_Directive:_ Find every line containing the word "title" and report the count, nothing more.

_Data shown:_

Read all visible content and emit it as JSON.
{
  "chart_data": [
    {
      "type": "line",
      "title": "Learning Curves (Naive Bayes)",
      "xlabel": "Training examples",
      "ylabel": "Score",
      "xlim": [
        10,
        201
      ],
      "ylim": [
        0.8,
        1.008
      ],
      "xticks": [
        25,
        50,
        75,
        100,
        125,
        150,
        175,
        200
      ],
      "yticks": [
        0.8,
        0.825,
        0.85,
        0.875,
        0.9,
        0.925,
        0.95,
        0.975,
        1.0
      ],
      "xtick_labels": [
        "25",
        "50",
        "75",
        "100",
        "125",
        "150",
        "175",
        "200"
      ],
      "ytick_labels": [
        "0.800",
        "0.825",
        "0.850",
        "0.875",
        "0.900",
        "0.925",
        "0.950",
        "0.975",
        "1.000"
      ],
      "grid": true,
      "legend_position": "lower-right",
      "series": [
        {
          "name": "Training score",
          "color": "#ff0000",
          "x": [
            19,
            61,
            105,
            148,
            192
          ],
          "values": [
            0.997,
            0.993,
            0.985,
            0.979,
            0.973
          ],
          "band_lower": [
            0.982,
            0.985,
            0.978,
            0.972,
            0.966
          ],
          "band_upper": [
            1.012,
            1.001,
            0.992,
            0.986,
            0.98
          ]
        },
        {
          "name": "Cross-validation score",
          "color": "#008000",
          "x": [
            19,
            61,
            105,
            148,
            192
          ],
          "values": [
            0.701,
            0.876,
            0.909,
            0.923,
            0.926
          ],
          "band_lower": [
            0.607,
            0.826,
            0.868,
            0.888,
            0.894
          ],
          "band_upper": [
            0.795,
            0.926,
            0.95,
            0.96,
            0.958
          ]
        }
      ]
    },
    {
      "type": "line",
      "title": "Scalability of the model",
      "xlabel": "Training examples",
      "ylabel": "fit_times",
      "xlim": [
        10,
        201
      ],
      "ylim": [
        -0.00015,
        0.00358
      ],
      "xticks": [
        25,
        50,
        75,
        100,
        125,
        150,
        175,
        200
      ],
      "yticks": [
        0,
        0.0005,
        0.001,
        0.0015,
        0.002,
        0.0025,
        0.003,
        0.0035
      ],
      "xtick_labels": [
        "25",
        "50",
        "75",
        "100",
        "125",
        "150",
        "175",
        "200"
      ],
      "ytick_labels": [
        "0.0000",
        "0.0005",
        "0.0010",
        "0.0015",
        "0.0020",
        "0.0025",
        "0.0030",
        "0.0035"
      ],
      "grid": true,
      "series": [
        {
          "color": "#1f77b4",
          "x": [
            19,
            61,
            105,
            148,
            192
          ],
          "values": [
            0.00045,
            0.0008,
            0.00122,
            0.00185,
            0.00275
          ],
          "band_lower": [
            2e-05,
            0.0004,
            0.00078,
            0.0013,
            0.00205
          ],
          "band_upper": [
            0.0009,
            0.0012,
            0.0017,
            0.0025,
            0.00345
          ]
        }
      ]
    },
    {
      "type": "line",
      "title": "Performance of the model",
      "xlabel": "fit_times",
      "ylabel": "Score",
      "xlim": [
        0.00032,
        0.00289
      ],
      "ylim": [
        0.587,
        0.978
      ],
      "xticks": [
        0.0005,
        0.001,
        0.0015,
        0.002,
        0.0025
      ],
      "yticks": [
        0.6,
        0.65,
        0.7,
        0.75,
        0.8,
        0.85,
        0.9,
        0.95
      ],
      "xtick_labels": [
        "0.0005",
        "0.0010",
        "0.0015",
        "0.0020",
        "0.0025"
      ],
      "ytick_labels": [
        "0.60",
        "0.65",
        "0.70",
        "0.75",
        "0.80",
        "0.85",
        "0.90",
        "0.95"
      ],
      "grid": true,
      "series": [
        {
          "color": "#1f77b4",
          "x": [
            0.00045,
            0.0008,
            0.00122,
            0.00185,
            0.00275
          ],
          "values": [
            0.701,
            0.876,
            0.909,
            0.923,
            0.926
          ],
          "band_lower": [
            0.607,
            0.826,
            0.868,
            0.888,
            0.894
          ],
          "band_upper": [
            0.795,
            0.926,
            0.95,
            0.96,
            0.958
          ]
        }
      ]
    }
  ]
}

_Task result:_ 3